● Text provided

━━━━━━━━

A useful tool in analyzing the external environment in which Ford is presently situated can incorporate Michael Porter's Five Forces model, which is graphically summarized below: (http://www.marketingteacher.com/Lessons/lesson_fivefoces.htm)

Ford is vulnerable to the threat of both new entrants (in terms generally of new car models as well as specifically of new environmentally friendly cars) as well as the threat of substitute products from other car companies eager to attract the same consumers that Ford wishes to attract. Honda, for example, is likely to become one of Ford's primary competitors for small, eco-friendly cars (and has indeed made a number of gains in this area in just the past year.

Honda also has a fairly wide range of products, with a growing emphasis on environmentally friendly vehicles.

Although our name is most often associated with automobiles, we are much more than that. We manufacture a wide range of products, including motorcycles, ATVs, generators, marine engines, lawn and garden equipment and automobiles. Historically, Honda has been a leader in fuel-efficiency and low-emission technology. With all of our products, we work to balance your desire for fun and performance with society's need for clean air and water (www.honda.com).

One strength in terms of its ability to overcome competition that Ford has (and this is of course true of other car manufacturers as well) is that while established car manufacturers can (and do on an annual basis) come out with new car models, it is extremely difficult (given the staggering capital amounts required) for new companies to enter the car manufacturing business. It is also expensive for even established car manufacturers to come out with radically new models. This tends to protect those companies, like Ford, that are already established.

The bargaining power of buyers vis-a-vis Ford's products is fairly high and is likely only to become greater as more and more companies move into the car submarkets that Ford has itself targeted. However, balanced against the fact that buyers are free to go to Ford's competitors is the fact that for most Americans and indeed for many people across the world a car is an economic necessity. People in many situations have to buy cars, which certainly limits their ability to bargain and may lead to a state of quasi-monopoly among large car manufacturers.

The bargaining power of suppliers varies greatly from one to another (given the range of suppliers to the auto industry) but the largest supplier - which is steel - has a far more advantageous position selling to Ford and other American firms than to foreign firms due to recent tariff changes by the Bush administration. This does not protect Ford from competition from other American car makers, but given that its chief competitors for environmentally friendly cars are Japanese firms, the advantages to steel companies to sell American are likely to help Ford.

Strengths

Among the most important reasons that the company is showing such a currently healthy financial picture is its commitment to environmentally responsible vehicles. Among the most important of these products for the company are the EV Ranger, which is the best selling electric vehicle in the United States today, according to the company (http://www.ford.com).The company has also just been the recipient of the largest single electric vehicle order in history, with the United States Postal Service having placed an order for 500 electric postal vehicles, with an option for an additional 5,000 additional postal vehicles to be based on the current Ford Ranger EV (http://www.ford.com).

━━━━━━━━

● Challenge A
Reproduce the records verbatim, from their first line through the line containing "room-area-label: 14,48: [761, 645, 787, 657]", inclusive.

━━━━━━━━

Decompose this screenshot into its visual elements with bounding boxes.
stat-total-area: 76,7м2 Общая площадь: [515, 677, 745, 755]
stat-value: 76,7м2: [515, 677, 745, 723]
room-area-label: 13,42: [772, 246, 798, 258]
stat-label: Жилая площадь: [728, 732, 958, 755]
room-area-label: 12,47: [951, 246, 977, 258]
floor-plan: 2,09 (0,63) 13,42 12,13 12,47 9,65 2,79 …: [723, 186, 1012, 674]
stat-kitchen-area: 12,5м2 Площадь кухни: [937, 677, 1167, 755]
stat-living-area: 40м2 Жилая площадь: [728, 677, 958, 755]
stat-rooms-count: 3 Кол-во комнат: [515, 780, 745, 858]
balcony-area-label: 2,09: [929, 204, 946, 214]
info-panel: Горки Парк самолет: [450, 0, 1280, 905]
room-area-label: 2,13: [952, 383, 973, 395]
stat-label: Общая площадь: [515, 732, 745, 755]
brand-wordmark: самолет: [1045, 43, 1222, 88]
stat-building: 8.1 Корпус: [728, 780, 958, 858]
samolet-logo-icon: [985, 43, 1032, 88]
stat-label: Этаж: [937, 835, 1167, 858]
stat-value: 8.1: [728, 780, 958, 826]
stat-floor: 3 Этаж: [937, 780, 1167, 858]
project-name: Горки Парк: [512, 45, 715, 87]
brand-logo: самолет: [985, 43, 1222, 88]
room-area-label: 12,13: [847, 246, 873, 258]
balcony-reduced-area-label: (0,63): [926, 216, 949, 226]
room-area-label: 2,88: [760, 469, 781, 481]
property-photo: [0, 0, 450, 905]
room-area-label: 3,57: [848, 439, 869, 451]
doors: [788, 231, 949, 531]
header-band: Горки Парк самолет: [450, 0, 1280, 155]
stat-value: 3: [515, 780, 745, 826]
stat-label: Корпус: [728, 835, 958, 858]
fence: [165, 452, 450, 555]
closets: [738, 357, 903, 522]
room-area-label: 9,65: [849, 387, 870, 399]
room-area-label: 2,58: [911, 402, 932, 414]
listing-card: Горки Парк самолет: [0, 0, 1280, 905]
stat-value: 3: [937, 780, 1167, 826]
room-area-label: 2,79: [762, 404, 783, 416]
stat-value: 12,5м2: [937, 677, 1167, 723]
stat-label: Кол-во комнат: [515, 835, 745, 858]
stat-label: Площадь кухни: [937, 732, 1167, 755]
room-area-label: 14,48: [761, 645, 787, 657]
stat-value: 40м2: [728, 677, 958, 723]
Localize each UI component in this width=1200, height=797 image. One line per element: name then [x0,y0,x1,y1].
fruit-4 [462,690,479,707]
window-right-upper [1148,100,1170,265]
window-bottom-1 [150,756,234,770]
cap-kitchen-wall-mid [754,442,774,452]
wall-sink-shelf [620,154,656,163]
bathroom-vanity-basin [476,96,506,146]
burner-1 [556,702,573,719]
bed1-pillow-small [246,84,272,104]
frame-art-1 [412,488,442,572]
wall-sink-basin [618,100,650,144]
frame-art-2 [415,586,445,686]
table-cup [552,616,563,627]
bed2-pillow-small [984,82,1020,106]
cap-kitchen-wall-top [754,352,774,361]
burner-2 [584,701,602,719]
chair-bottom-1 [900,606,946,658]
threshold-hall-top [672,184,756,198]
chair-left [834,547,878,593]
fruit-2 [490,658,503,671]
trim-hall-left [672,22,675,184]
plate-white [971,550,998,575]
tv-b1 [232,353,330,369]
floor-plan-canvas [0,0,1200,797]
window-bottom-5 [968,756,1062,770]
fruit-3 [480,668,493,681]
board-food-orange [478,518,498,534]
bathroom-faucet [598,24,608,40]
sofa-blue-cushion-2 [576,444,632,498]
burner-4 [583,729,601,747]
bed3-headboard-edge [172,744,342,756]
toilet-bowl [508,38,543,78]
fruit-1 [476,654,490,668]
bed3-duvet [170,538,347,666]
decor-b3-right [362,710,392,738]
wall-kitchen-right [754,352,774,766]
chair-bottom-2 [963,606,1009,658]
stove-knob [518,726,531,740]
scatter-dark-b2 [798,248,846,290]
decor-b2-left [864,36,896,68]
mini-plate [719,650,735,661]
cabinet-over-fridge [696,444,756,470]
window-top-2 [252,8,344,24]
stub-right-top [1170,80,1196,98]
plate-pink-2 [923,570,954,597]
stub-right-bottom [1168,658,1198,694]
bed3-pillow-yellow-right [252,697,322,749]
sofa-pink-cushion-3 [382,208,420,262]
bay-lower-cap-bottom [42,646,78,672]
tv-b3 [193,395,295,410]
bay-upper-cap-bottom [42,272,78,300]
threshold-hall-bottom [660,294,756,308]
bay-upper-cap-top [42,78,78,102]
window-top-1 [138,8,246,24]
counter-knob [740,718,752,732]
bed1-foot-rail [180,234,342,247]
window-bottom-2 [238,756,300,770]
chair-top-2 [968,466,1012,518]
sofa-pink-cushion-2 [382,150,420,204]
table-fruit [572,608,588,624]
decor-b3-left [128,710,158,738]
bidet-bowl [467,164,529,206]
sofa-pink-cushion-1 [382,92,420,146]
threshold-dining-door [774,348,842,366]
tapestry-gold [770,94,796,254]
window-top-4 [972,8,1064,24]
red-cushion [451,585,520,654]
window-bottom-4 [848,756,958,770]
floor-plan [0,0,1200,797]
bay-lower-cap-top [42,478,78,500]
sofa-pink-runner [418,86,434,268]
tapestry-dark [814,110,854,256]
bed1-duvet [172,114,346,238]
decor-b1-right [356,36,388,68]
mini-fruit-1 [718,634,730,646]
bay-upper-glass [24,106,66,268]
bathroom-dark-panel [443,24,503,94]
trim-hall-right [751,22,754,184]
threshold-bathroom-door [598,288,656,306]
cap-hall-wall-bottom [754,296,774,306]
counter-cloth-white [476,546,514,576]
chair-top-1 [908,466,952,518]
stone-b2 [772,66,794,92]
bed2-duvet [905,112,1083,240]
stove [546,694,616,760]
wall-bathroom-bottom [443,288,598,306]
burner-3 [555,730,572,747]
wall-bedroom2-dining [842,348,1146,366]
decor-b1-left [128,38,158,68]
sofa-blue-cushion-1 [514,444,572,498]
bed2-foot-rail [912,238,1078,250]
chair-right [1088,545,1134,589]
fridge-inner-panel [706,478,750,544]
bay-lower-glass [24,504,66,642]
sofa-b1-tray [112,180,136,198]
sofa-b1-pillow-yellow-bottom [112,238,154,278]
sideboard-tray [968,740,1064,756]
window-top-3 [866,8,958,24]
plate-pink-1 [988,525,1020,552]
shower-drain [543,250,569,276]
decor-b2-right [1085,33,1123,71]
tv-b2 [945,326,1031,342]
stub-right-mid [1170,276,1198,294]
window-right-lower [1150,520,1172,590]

━━━━━━━━

● Challenge B
Write out the passage of the text on Ford's competitive position verbatim, between "A useful tool" and "environmentally friendly vehicles.", inclusive.

● Exercise output A
Decompose this screenshot into its visual elements with bounding boxes.
stat-total-area: 76,7м2 Общая площадь: [515, 677, 745, 755]
stat-value: 76,7м2: [515, 677, 745, 723]
room-area-label: 13,42: [772, 246, 798, 258]
stat-label: Жилая площадь: [728, 732, 958, 755]
room-area-label: 12,47: [951, 246, 977, 258]
floor-plan: 2,09 (0,63) 13,42 12,13 12,47 9,65 2,79 …: [723, 186, 1012, 674]
stat-kitchen-area: 12,5м2 Площадь кухни: [937, 677, 1167, 755]
stat-living-area: 40м2 Жилая площадь: [728, 677, 958, 755]
stat-rooms-count: 3 Кол-во комнат: [515, 780, 745, 858]
balcony-area-label: 2,09: [929, 204, 946, 214]
info-panel: Горки Парк самолет: [450, 0, 1280, 905]
room-area-label: 2,13: [952, 383, 973, 395]
stat-label: Общая площадь: [515, 732, 745, 755]
brand-wordmark: самолет: [1045, 43, 1222, 88]
stat-building: 8.1 Корпус: [728, 780, 958, 858]
samolet-logo-icon: [985, 43, 1032, 88]
stat-label: Этаж: [937, 835, 1167, 858]
stat-value: 8.1: [728, 780, 958, 826]
stat-floor: 3 Этаж: [937, 780, 1167, 858]
project-name: Горки Парк: [512, 45, 715, 87]
brand-logo: самолет: [985, 43, 1222, 88]
room-area-label: 12,13: [847, 246, 873, 258]
balcony-reduced-area-label: (0,63): [926, 216, 949, 226]
room-area-label: 2,88: [760, 469, 781, 481]
property-photo: [0, 0, 450, 905]
room-area-label: 3,57: [848, 439, 869, 451]
doors: [788, 231, 949, 531]
header-band: Горки Парк самолет: [450, 0, 1280, 155]
stat-value: 3: [515, 780, 745, 826]
stat-label: Корпус: [728, 835, 958, 858]
fence: [165, 452, 450, 555]
closets: [738, 357, 903, 522]
room-area-label: 9,65: [849, 387, 870, 399]
room-area-label: 2,58: [911, 402, 932, 414]
listing-card: Горки Парк самолет: [0, 0, 1280, 905]
stat-value: 3: [937, 780, 1167, 826]
room-area-label: 2,79: [762, 404, 783, 416]
stat-value: 12,5м2: [937, 677, 1167, 723]
stat-label: Кол-во комнат: [515, 835, 745, 858]
stat-label: Площадь кухни: [937, 732, 1167, 755]
room-area-label: 14,48: [761, 645, 787, 657]

● Exercise output B
A useful tool in analyzing the external environment in which Ford is presently situated can incorporate Michael Porter's Five Forces model, which is graphically summarized below: (http://www.marketingteacher.com/Lessons/lesson_fivefoces.htm)

Ford is vulnerable to the threat of both new entrants (in terms generally of new car models as well as specifically of new environmentally friendly cars) as well as the threat of substitute products from other car companies eager to attract the same consumers that Ford wishes to attract. Honda, for example, is likely to become one of Ford's primary competitors for small, eco-friendly cars (and has indeed made a number of gains in this area in just the past year.

Honda also has a fairly wide range of products, with a growing emphasis on environmentally friendly vehicles.